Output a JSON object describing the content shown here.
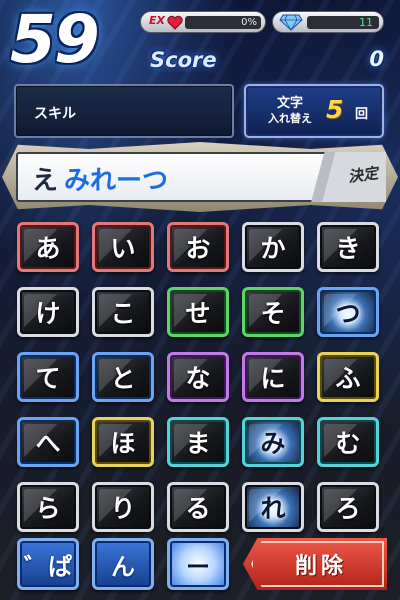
{
  "hud": {
    "timer": "59",
    "ex_label": "EX",
    "ex_percent_text": "0%",
    "ex_fraction": 0,
    "gems": "11",
    "score_label": "Score",
    "score_value": "0"
  },
  "skill": {
    "label": "スキル"
  },
  "swap": {
    "line1": "文字",
    "line2": "入れ替え",
    "count": "5",
    "unit": "回"
  },
  "word": {
    "first": "え",
    "rest": "みれーつ",
    "confirm_label": "決定"
  },
  "tiles": [
    {
      "char": "あ",
      "color": "red"
    },
    {
      "char": "い",
      "color": "red"
    },
    {
      "char": "お",
      "color": "red"
    },
    {
      "char": "か",
      "color": "white"
    },
    {
      "char": "き",
      "color": "white"
    },
    {
      "char": "け",
      "color": "white"
    },
    {
      "char": "こ",
      "color": "white"
    },
    {
      "char": "せ",
      "color": "green"
    },
    {
      "char": "そ",
      "color": "green"
    },
    {
      "char": "つ",
      "color": "blue",
      "selected": true
    },
    {
      "char": "て",
      "color": "blue"
    },
    {
      "char": "と",
      "color": "blue"
    },
    {
      "char": "な",
      "color": "purple"
    },
    {
      "char": "に",
      "color": "purple"
    },
    {
      "char": "ふ",
      "color": "yellow"
    },
    {
      "char": "へ",
      "color": "blue"
    },
    {
      "char": "ほ",
      "color": "yellow"
    },
    {
      "char": "ま",
      "color": "cyan"
    },
    {
      "char": "み",
      "color": "cyan",
      "selected": true
    },
    {
      "char": "む",
      "color": "cyan"
    },
    {
      "char": "ら",
      "color": "white"
    },
    {
      "char": "り",
      "color": "white"
    },
    {
      "char": "る",
      "color": "white"
    },
    {
      "char": "れ",
      "color": "white",
      "selected": true
    },
    {
      "char": "ろ",
      "color": "white"
    }
  ],
  "bottom": {
    "dakuten_label": "゛ぱ",
    "n_label": "ん",
    "dash_label": "ー",
    "delete_label": "削除"
  },
  "colors": {
    "accent_blue": "#1b6ee0",
    "gem_green": "#4fe38a",
    "swap_count": "#ffd84a",
    "delete_red": "#d8392c"
  }
}
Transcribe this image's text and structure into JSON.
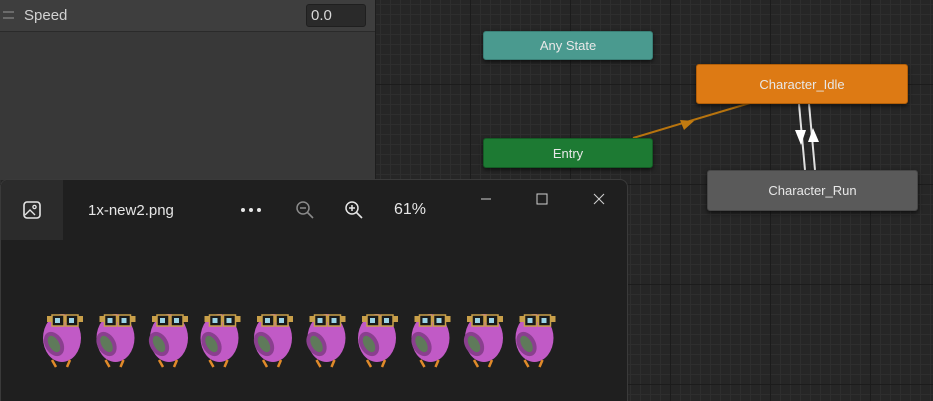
{
  "parameters": {
    "items": [
      {
        "name": "Speed",
        "value": "0.0"
      }
    ]
  },
  "graph": {
    "nodes": {
      "any_state": "Any State",
      "entry": "Entry",
      "idle": "Character_Idle",
      "run": "Character_Run"
    },
    "colors": {
      "any_state": "#4a9a8f",
      "entry": "#1d7a33",
      "default_state": "#dd7a14",
      "state": "#5a5a5a",
      "default_transition": "#b8740e"
    }
  },
  "viewer": {
    "file_name": "1x-new2.png",
    "zoom": "61%",
    "icons": {
      "app": "image-icon",
      "more": "ellipsis-icon",
      "zoom_out": "zoom-out-icon",
      "zoom_in": "zoom-in-icon",
      "minimize": "minimize-icon",
      "maximize": "maximize-icon",
      "close": "close-icon"
    },
    "sprite": {
      "frame_count": 10,
      "body_color": "#c15ac6",
      "goggle_color": "#c9a04a"
    }
  }
}
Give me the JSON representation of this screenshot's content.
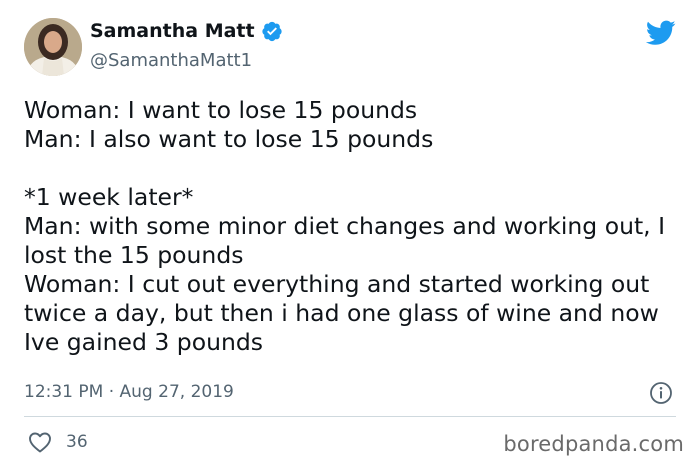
{
  "author": {
    "display_name": "Samantha Matt",
    "handle": "@SamanthaMatt1",
    "verified": true
  },
  "tweet": {
    "text": "Woman: I want to lose 15 pounds\nMan: I also want to lose 15 pounds\n\n*1 week later*\nMan: with some minor diet changes and working out, I lost the 15 pounds\nWoman: I cut out everything and started working out twice a day, but then i had one glass of wine and now Ive gained 3 pounds",
    "timestamp": "12:31 PM · Aug 27, 2019",
    "like_count": "36"
  },
  "watermark": "boredpanda.com",
  "icons": {
    "brand": "twitter-bird-icon",
    "verified": "verified-badge-icon",
    "info": "info-icon",
    "like": "heart-icon"
  },
  "colors": {
    "twitter_blue": "#1d9bf0",
    "secondary_text": "#536471"
  }
}
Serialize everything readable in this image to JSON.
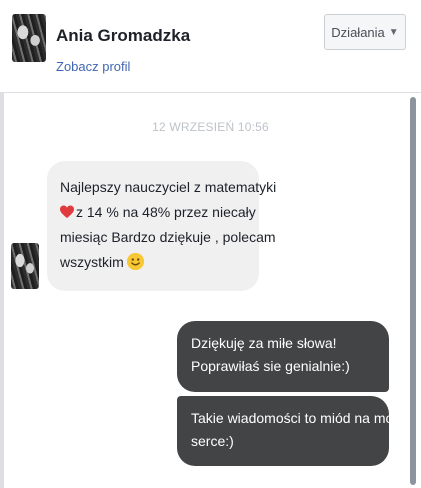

* [Instruction] Nothing but the lines from the one holding "Transcribe this image's" through the last line of the entries should be written out, exactly and inclusively, minus the pictures.

* [Exercise solution]
Transcribe this image's text and structure into JSON.
{
  "parameters": {
    "items": [
      {
        "name": "Speed",
        "value": "0.0"
      }
    ]
  },
  "graph": {
    "nodes": {
      "any_state": "Any State",
      "entry": "Entry",
      "idle": "Character_Idle",
      "run": "Character_Run"
    },
    "colors": {
      "any_state": "#4a9a8f",
      "entry": "#1d7a33",
      "default_state": "#dd7a14",
      "state": "#5a5a5a",
      "default_transition": "#b8740e"
    }
  },
  "viewer": {
    "file_name": "1x-new2.png",
    "zoom": "61%",
    "icons": {
      "app": "image-icon",
      "more": "ellipsis-icon",
      "zoom_out": "zoom-out-icon",
      "zoom_in": "zoom-in-icon",
      "minimize": "minimize-icon",
      "maximize": "maximize-icon",
      "close": "close-icon"
    },
    "sprite": {
      "frame_count": 10,
      "body_color": "#c15ac6",
      "goggle_color": "#c9a04a"
    }
  }
}
Give me the JSON representation of this screenshot's content.
{
  "author": {
    "display_name": "Samantha Matt",
    "handle": "@SamanthaMatt1",
    "verified": true
  },
  "tweet": {
    "text": "Woman: I want to lose 15 pounds\nMan: I also want to lose 15 pounds\n\n*1 week later*\nMan: with some minor diet changes and working out, I lost the 15 pounds\nWoman: I cut out everything and started working out twice a day, but then i had one glass of wine and now Ive gained 3 pounds",
    "timestamp": "12:31 PM · Aug 27, 2019",
    "like_count": "36"
  },
  "watermark": "boredpanda.com",
  "icons": {
    "brand": "twitter-bird-icon",
    "verified": "verified-badge-icon",
    "info": "info-icon",
    "like": "heart-icon"
  },
  "colors": {
    "twitter_blue": "#1d9bf0",
    "secondary_text": "#536471"
  }
}
Serialize everything readable in this image to JSON.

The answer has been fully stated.